TASK TO COMPLETE:
Collect every line below that contains the word "Include".

:: RECORD LIST

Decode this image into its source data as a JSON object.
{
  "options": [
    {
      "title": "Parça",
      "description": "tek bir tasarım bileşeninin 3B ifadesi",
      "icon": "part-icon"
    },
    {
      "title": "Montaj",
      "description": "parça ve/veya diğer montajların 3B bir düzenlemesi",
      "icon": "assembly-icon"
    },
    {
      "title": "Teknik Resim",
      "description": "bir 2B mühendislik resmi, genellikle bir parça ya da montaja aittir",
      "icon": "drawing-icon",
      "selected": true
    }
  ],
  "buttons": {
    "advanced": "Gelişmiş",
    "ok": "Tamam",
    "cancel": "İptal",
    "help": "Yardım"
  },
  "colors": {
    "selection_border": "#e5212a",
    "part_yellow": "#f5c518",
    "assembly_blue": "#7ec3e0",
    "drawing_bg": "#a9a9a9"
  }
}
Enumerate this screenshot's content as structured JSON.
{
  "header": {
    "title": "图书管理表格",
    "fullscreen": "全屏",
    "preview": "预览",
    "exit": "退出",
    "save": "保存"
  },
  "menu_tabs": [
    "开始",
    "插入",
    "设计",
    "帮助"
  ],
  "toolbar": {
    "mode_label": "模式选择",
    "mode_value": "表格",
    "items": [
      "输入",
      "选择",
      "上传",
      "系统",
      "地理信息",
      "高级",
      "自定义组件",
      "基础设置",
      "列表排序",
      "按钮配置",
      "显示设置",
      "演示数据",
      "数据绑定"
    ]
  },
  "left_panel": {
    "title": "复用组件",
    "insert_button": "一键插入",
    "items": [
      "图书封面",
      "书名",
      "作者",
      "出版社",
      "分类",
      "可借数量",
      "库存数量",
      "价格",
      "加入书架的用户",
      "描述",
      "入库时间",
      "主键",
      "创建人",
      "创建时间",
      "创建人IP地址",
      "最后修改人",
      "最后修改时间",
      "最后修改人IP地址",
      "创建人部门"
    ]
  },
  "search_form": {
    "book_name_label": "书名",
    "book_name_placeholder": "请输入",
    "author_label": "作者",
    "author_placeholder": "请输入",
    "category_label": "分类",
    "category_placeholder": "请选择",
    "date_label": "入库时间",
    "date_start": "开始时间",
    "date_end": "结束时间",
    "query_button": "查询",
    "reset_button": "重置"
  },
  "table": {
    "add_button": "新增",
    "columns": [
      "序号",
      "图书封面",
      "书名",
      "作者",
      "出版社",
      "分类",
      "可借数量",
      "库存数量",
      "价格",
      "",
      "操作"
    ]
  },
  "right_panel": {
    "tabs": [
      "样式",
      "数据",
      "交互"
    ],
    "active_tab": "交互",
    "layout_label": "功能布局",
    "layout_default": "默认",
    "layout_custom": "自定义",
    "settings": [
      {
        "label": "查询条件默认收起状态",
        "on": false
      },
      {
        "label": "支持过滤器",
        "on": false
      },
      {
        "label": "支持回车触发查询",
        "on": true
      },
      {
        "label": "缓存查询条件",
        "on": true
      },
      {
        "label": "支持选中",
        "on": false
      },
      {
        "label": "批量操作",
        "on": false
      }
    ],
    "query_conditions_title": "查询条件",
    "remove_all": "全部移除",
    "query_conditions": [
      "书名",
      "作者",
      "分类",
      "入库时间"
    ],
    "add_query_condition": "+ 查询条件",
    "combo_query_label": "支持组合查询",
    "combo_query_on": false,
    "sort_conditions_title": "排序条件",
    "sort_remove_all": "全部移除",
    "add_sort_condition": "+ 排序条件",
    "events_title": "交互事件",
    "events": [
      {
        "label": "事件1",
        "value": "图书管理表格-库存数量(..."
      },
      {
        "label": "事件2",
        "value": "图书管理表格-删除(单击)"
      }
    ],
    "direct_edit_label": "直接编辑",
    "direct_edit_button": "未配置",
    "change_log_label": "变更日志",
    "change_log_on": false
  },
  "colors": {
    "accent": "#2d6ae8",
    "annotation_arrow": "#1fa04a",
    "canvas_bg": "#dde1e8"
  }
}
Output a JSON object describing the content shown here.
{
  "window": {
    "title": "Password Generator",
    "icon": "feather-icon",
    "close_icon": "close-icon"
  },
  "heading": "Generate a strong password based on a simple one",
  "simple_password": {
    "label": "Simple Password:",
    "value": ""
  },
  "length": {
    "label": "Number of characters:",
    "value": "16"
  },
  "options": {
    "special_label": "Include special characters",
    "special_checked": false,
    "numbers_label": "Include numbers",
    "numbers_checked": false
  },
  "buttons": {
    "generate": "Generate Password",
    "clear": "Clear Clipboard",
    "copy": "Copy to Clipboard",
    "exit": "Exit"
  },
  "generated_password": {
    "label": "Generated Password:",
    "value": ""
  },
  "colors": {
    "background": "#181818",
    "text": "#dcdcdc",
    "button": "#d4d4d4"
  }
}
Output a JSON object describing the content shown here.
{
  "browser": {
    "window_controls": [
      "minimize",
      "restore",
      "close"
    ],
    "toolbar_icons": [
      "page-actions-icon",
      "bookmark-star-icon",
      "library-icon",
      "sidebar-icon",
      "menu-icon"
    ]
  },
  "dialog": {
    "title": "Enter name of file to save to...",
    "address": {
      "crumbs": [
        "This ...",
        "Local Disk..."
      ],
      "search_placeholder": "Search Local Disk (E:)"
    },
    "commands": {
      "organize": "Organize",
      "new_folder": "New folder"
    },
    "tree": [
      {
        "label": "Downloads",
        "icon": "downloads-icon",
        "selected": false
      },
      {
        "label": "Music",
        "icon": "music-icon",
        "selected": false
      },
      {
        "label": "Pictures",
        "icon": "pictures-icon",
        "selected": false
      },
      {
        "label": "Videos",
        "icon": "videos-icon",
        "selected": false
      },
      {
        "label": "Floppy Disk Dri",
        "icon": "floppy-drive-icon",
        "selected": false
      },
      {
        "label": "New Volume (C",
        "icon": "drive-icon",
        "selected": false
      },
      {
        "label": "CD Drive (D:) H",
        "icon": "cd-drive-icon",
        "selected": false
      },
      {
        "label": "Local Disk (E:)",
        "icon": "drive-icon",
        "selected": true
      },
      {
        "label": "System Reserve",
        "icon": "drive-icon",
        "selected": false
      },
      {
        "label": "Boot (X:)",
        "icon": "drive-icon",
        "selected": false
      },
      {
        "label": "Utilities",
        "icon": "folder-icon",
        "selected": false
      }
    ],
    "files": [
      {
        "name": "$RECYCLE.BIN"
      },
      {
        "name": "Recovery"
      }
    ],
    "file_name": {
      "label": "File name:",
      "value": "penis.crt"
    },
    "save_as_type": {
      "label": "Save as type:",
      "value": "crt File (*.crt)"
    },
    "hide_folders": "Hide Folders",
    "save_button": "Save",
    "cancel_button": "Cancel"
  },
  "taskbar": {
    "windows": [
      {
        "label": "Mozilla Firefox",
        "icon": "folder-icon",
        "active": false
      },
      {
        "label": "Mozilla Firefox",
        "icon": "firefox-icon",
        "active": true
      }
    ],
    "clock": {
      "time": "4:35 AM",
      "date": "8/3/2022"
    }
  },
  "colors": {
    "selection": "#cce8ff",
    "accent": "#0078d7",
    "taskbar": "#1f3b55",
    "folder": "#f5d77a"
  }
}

::::

REPLY:
    "special_label": "Include special characters",
    "numbers_label": "Include numbers",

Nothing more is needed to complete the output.